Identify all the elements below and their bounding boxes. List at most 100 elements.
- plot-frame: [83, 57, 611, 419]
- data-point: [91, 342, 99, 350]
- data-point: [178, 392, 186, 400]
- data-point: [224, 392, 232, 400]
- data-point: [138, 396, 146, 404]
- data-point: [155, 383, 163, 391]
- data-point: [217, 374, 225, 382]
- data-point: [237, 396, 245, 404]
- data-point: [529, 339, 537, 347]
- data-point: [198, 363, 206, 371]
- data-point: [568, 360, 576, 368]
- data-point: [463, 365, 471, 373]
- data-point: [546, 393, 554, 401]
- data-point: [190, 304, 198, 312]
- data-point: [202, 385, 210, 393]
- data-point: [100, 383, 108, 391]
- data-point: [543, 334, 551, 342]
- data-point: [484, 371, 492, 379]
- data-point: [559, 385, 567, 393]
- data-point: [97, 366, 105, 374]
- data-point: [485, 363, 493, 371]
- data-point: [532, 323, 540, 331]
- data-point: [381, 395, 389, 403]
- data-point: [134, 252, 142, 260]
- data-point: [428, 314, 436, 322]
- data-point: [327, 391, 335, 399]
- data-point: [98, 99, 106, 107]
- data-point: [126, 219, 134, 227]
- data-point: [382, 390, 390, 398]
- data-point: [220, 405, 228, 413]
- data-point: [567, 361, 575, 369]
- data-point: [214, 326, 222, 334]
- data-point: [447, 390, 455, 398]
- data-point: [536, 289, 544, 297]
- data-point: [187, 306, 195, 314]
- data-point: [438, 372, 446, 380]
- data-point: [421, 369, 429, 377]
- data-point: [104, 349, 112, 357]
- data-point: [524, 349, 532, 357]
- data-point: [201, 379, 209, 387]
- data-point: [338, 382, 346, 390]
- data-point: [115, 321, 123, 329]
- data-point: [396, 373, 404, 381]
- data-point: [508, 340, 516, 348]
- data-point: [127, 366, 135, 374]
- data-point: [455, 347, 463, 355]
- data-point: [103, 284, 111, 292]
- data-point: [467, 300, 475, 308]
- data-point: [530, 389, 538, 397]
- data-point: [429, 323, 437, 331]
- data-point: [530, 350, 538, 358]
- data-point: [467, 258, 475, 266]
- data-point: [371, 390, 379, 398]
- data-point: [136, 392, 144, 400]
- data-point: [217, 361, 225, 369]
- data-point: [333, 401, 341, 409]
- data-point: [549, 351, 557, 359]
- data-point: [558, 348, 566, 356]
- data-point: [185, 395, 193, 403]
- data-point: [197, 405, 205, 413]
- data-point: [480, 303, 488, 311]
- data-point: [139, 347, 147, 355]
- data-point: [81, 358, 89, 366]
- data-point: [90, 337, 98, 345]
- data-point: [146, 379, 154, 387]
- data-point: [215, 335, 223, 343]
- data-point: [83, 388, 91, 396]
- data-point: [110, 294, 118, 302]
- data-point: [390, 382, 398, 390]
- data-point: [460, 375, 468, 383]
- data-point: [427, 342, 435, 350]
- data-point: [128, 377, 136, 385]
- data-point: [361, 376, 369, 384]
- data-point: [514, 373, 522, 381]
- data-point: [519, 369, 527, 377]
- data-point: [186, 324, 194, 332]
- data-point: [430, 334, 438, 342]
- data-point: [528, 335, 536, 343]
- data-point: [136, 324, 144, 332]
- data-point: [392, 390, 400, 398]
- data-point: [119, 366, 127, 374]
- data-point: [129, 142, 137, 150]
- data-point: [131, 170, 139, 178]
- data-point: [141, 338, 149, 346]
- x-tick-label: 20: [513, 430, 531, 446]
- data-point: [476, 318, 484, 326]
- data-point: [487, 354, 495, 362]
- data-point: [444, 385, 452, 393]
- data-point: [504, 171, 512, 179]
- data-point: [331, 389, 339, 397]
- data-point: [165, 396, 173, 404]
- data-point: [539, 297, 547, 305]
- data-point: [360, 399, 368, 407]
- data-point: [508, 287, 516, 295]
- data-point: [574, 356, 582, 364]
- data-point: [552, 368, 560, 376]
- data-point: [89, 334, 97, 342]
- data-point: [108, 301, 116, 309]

**Exercise description:** Reproduce the data, putting "marker" in place of every "data-point" and leaving all else untouched.

**Answer to the problem:**
Identify all the elements below and their bounding boxes. List at most 100 elements.
- plot-frame: [83, 57, 611, 419]
- marker: [91, 342, 99, 350]
- marker: [178, 392, 186, 400]
- marker: [224, 392, 232, 400]
- marker: [138, 396, 146, 404]
- marker: [155, 383, 163, 391]
- marker: [217, 374, 225, 382]
- marker: [237, 396, 245, 404]
- marker: [529, 339, 537, 347]
- marker: [198, 363, 206, 371]
- marker: [568, 360, 576, 368]
- marker: [463, 365, 471, 373]
- marker: [546, 393, 554, 401]
- marker: [190, 304, 198, 312]
- marker: [202, 385, 210, 393]
- marker: [100, 383, 108, 391]
- marker: [543, 334, 551, 342]
- marker: [484, 371, 492, 379]
- marker: [559, 385, 567, 393]
- marker: [97, 366, 105, 374]
- marker: [485, 363, 493, 371]
- marker: [532, 323, 540, 331]
- marker: [381, 395, 389, 403]
- marker: [134, 252, 142, 260]
- marker: [428, 314, 436, 322]
- marker: [327, 391, 335, 399]
- marker: [98, 99, 106, 107]
- marker: [126, 219, 134, 227]
- marker: [382, 390, 390, 398]
- marker: [220, 405, 228, 413]
- marker: [567, 361, 575, 369]
- marker: [214, 326, 222, 334]
- marker: [447, 390, 455, 398]
- marker: [536, 289, 544, 297]
- marker: [187, 306, 195, 314]
- marker: [438, 372, 446, 380]
- marker: [421, 369, 429, 377]
- marker: [104, 349, 112, 357]
- marker: [524, 349, 532, 357]
- marker: [201, 379, 209, 387]
- marker: [338, 382, 346, 390]
- marker: [115, 321, 123, 329]
- marker: [396, 373, 404, 381]
- marker: [508, 340, 516, 348]
- marker: [127, 366, 135, 374]
- marker: [455, 347, 463, 355]
- marker: [103, 284, 111, 292]
- marker: [467, 300, 475, 308]
- marker: [530, 389, 538, 397]
- marker: [429, 323, 437, 331]
- marker: [530, 350, 538, 358]
- marker: [467, 258, 475, 266]
- marker: [371, 390, 379, 398]
- marker: [136, 392, 144, 400]
- marker: [217, 361, 225, 369]
- marker: [333, 401, 341, 409]
- marker: [549, 351, 557, 359]
- marker: [558, 348, 566, 356]
- marker: [185, 395, 193, 403]
- marker: [197, 405, 205, 413]
- marker: [480, 303, 488, 311]
- marker: [139, 347, 147, 355]
- marker: [81, 358, 89, 366]
- marker: [90, 337, 98, 345]
- marker: [146, 379, 154, 387]
- marker: [215, 335, 223, 343]
- marker: [83, 388, 91, 396]
- marker: [110, 294, 118, 302]
- marker: [390, 382, 398, 390]
- marker: [460, 375, 468, 383]
- marker: [427, 342, 435, 350]
- marker: [128, 377, 136, 385]
- marker: [361, 376, 369, 384]
- marker: [514, 373, 522, 381]
- marker: [519, 369, 527, 377]
- marker: [186, 324, 194, 332]
- marker: [430, 334, 438, 342]
- marker: [528, 335, 536, 343]
- marker: [136, 324, 144, 332]
- marker: [392, 390, 400, 398]
- marker: [119, 366, 127, 374]
- marker: [129, 142, 137, 150]
- marker: [131, 170, 139, 178]
- marker: [141, 338, 149, 346]
- x-tick-label: 20: [513, 430, 531, 446]
- marker: [476, 318, 484, 326]
- marker: [487, 354, 495, 362]
- marker: [444, 385, 452, 393]
- marker: [504, 171, 512, 179]
- marker: [331, 389, 339, 397]
- marker: [165, 396, 173, 404]
- marker: [539, 297, 547, 305]
- marker: [360, 399, 368, 407]
- marker: [508, 287, 516, 295]
- marker: [574, 356, 582, 364]
- marker: [552, 368, 560, 376]
- marker: [89, 334, 97, 342]
- marker: [108, 301, 116, 309]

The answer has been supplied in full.